• Task prompt:
Of the lines in these entries, how many contain the string "will"? Give the number and nothing else.

[Stored records]
-*-*-

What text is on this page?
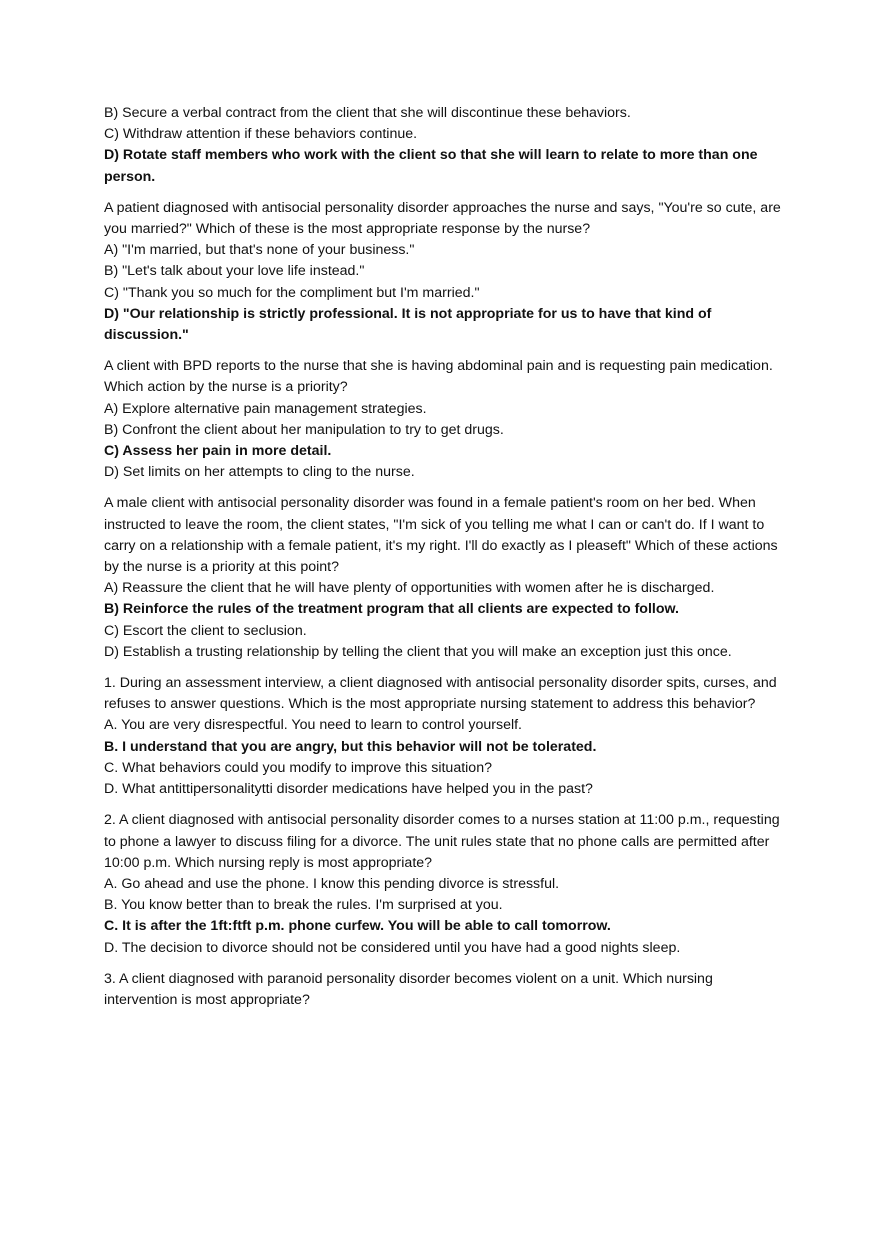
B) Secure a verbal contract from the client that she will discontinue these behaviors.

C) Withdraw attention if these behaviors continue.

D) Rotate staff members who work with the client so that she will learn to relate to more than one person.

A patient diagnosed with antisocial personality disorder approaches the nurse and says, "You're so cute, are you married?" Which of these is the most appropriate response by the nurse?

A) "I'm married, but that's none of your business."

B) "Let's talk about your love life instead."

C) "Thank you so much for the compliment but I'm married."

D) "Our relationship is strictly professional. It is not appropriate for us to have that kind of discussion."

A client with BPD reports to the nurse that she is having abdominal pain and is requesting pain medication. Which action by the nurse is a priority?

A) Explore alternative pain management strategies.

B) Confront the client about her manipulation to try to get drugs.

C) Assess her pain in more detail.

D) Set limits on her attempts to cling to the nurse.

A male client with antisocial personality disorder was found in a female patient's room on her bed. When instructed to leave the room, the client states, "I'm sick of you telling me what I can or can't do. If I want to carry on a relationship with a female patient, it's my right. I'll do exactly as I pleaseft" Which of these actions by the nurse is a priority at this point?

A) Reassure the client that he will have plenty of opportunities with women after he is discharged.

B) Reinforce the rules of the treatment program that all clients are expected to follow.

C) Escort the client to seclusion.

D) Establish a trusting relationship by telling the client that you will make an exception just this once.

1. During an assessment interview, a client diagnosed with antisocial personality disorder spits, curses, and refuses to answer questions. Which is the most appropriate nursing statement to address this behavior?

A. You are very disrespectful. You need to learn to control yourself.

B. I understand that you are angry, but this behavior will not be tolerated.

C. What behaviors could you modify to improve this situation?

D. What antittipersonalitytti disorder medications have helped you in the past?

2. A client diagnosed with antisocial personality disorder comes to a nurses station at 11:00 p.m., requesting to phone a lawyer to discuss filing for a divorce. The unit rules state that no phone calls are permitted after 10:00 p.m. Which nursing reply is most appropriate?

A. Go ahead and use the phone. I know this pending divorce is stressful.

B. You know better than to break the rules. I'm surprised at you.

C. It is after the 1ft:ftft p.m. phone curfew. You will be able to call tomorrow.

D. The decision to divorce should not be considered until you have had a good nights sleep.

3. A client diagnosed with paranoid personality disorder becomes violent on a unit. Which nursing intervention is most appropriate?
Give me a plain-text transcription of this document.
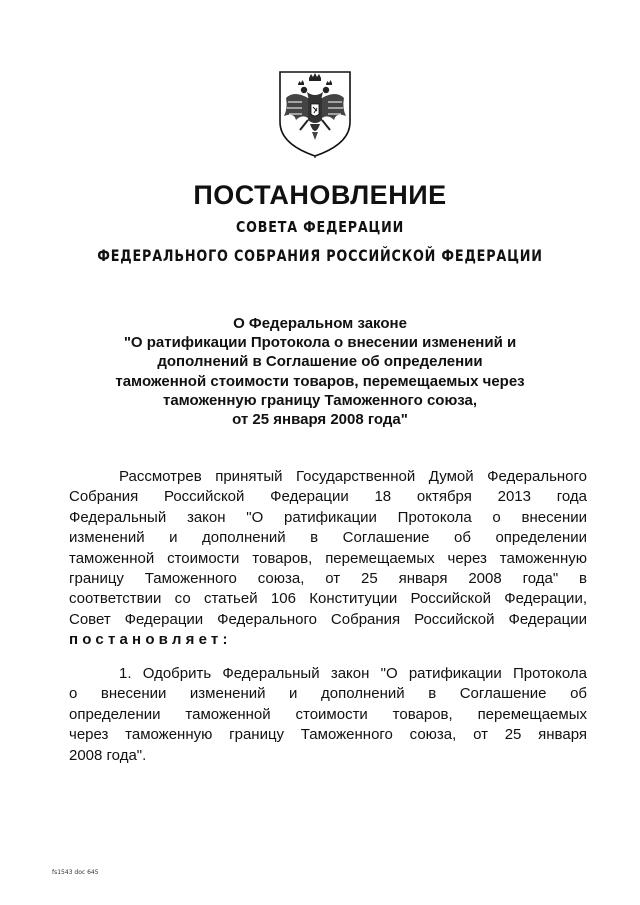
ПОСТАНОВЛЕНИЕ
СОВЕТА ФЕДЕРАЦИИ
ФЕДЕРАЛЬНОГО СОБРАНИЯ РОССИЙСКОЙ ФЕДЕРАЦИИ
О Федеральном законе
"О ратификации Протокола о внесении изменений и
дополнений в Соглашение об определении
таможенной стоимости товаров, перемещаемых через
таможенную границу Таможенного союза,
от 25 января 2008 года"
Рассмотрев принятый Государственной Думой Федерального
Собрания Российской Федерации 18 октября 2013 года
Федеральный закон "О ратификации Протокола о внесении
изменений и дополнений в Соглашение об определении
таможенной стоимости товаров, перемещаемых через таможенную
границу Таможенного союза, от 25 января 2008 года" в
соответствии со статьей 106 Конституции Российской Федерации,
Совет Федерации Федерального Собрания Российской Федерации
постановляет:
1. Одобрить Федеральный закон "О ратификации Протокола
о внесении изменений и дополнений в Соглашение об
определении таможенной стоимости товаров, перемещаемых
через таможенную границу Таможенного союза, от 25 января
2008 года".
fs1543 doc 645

-*-*-

• Written solution:
6